(Dataset content):

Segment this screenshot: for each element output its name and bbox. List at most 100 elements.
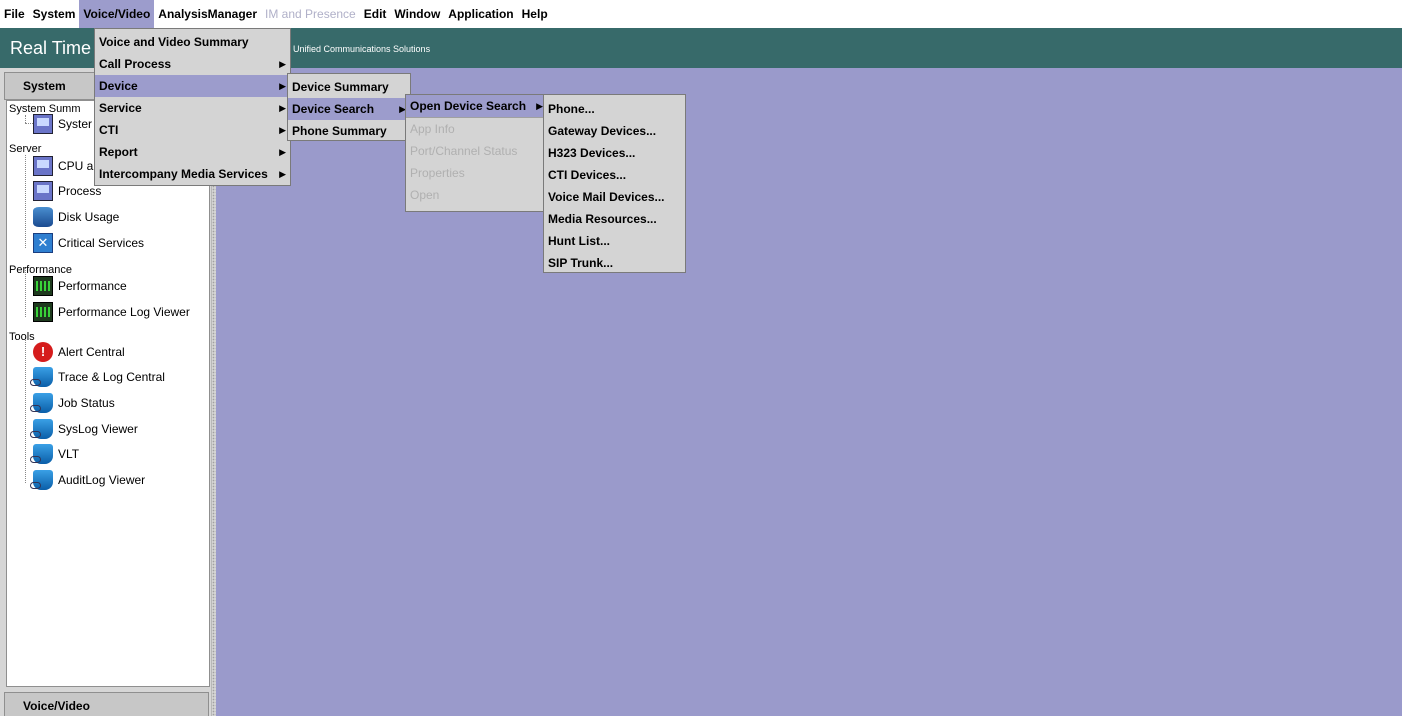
- menu-item-device-search[interactable]: Device Search ▶: [288, 98, 410, 120]
- workspace: [216, 68, 1402, 716]
- menu-im-presence: IM and Presence: [265, 7, 356, 21]
- device-submenu: Device Summary Device Search ▶ Phone Sum…: [287, 73, 411, 141]
- performance-log-icon: [33, 302, 53, 322]
- menu-bar: File System Voice/Video AnalysisManager …: [0, 0, 1402, 28]
- syslog-icon: [30, 419, 53, 439]
- tree-item-auditlog-viewer[interactable]: AuditLog Viewer: [30, 469, 145, 491]
- menu-item-label: Service: [99, 101, 142, 115]
- menu-item-sip-trunk[interactable]: SIP Trunk...: [544, 252, 685, 274]
- tree-connector: [25, 115, 26, 123]
- menu-item-port-channel-status: Port/Channel Status: [410, 144, 518, 158]
- menu-item-media-resources[interactable]: Media Resources...: [544, 208, 685, 230]
- menu-item-label: CTI: [99, 123, 119, 137]
- tree-item-label: Alert Central: [58, 345, 125, 359]
- menu-voice-video[interactable]: Voice/Video: [79, 0, 155, 28]
- process-monitor-icon: [33, 181, 53, 201]
- disk-database-icon: [33, 207, 53, 227]
- menu-item-label: Intercompany Media Services: [99, 167, 268, 181]
- tree-item-label: SysLog Viewer: [58, 422, 138, 436]
- app-window: File System Voice/Video AnalysisManager …: [0, 0, 1402, 716]
- cpu-monitor-icon: [33, 156, 53, 176]
- tree-item-system[interactable]: Syster: [33, 113, 92, 135]
- tree-item-disk-usage[interactable]: Disk Usage: [33, 206, 119, 228]
- tree-connector: [25, 155, 26, 248]
- menu-item-label: Open Device Search: [410, 99, 527, 113]
- menu-item-intercompany-media-services[interactable]: Intercompany Media Services ▶: [95, 163, 290, 185]
- menu-item-voice-video-summary[interactable]: Voice and Video Summary: [95, 31, 290, 53]
- tree-item-label: Trace & Log Central: [58, 370, 165, 384]
- tree-item-label: Process: [58, 184, 102, 198]
- tree-item-label: VLT: [58, 447, 80, 461]
- job-status-icon: [30, 393, 53, 413]
- menu-item-call-process[interactable]: Call Process ▶: [95, 53, 290, 75]
- tree-item-critical-services[interactable]: ✕ Critical Services: [33, 232, 144, 254]
- submenu-arrow-icon: ▶: [279, 81, 286, 91]
- tree-item-job-status[interactable]: Job Status: [30, 392, 115, 414]
- tree-item-cpu[interactable]: CPU a: [33, 155, 93, 177]
- tree-connector: [25, 337, 26, 483]
- submenu-arrow-icon: ▶: [279, 125, 286, 135]
- voice-video-menu: Voice and Video Summary Call Process ▶ D…: [94, 28, 291, 186]
- menu-window[interactable]: Window: [390, 0, 444, 28]
- tree-item-label: Critical Services: [58, 236, 145, 250]
- menu-edit[interactable]: Edit: [360, 0, 391, 28]
- submenu-arrow-icon: ▶: [279, 59, 286, 69]
- menu-item-open-device-search[interactable]: Open Device Search ▶: [406, 95, 547, 117]
- menu-item-label: Report: [99, 145, 138, 159]
- tree-item-label: Job Status: [58, 396, 115, 410]
- tree-item-label: Performance Log Viewer: [58, 305, 190, 319]
- tree-item-performance[interactable]: Performance: [33, 275, 127, 297]
- system-tree: System Summ Syster Server CPU a Process …: [6, 100, 210, 687]
- menu-application[interactable]: Application: [444, 0, 517, 28]
- tree-category-server: Server: [9, 143, 42, 155]
- alert-icon: !: [33, 342, 53, 362]
- menu-item-gateway-devices[interactable]: Gateway Devices...: [544, 120, 685, 142]
- menu-item-service[interactable]: Service ▶: [95, 97, 290, 119]
- tree-item-performance-log-viewer[interactable]: Performance Log Viewer: [33, 301, 190, 323]
- menu-item-voice-mail-devices[interactable]: Voice Mail Devices...: [544, 186, 685, 208]
- tree-item-trace-log-central[interactable]: Trace & Log Central: [30, 366, 165, 388]
- banner-subtitle: Unified Communications Solutions: [293, 44, 431, 54]
- tree-category-tools: Tools: [9, 331, 35, 343]
- menu-system[interactable]: System: [29, 0, 80, 28]
- trace-log-icon: [30, 367, 53, 387]
- menu-item-phone[interactable]: Phone...: [544, 98, 685, 120]
- menu-item-cti[interactable]: CTI ▶: [95, 119, 290, 141]
- submenu-arrow-icon: ▶: [279, 169, 286, 179]
- menu-item-report[interactable]: Report ▶: [95, 141, 290, 163]
- system-summary-icon: [33, 114, 53, 134]
- tree-item-alert-central[interactable]: ! Alert Central: [33, 341, 125, 363]
- tree-item-syslog-viewer[interactable]: SysLog Viewer: [30, 418, 138, 440]
- menu-item-properties: Properties: [410, 166, 465, 180]
- tree-item-process[interactable]: Process: [33, 180, 101, 202]
- menu-item-label: Device Search: [292, 102, 375, 116]
- menu-item-cti-devices[interactable]: CTI Devices...: [544, 164, 685, 186]
- menu-analysis-manager[interactable]: AnalysisManager: [154, 0, 261, 28]
- menu-file[interactable]: File: [0, 0, 29, 28]
- tree-connector: [25, 123, 33, 124]
- tree-item-vlt[interactable]: VLT: [30, 443, 80, 465]
- menu-item-label: Call Process: [99, 57, 172, 71]
- voice-video-tab[interactable]: Voice/Video: [4, 692, 209, 716]
- menu-item-open: Open: [410, 188, 440, 202]
- submenu-arrow-icon: ▶: [279, 147, 286, 157]
- menu-item-label: Device: [99, 79, 138, 93]
- banner-title: Real Time: [10, 38, 92, 58]
- performance-chart-icon: [33, 276, 53, 296]
- menu-item-phone-summary[interactable]: Phone Summary: [288, 120, 410, 142]
- tree-item-label: Performance: [58, 279, 127, 293]
- menu-item-hunt-list[interactable]: Hunt List...: [544, 230, 685, 252]
- vlt-icon: [30, 444, 53, 464]
- menu-item-device[interactable]: Device ▶: [95, 75, 290, 97]
- open-device-search-submenu: Phone... Gateway Devices... H323 Devices…: [543, 94, 686, 273]
- submenu-arrow-icon: ▶: [536, 101, 543, 111]
- menu-item-app-info: App Info: [410, 122, 455, 136]
- menu-item-device-summary[interactable]: Device Summary: [288, 76, 410, 98]
- tree-item-label: CPU a: [58, 159, 94, 173]
- menu-item-h323-devices[interactable]: H323 Devices...: [544, 142, 685, 164]
- auditlog-icon: [30, 470, 53, 490]
- menu-help[interactable]: Help: [518, 0, 552, 28]
- critical-services-icon: ✕: [33, 233, 53, 253]
- submenu-arrow-icon: ▶: [279, 103, 286, 113]
- device-search-submenu: Open Device Search ▶ App Info Port/Chann…: [405, 94, 548, 212]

(Written problem): Put the lines of the items from the one containing "- menu-item-device-search[interactable]: Device" through the one containing "- performance-log-icon: [33, 302, 53, 322]" into a numbered list, leaving out any blank lines.

(The completed task):
1. - menu-item-device-search[interactable]: Device Search ▶: [288, 98, 410, 120]
2. - workspace: [216, 68, 1402, 716]
3. - menu-im-presence: IM and Presence: [265, 7, 356, 21]
4. - device-submenu: Device Summary Device Search ▶ Phone Sum…: [287, 73, 411, 141]
5. - performance-log-icon: [33, 302, 53, 322]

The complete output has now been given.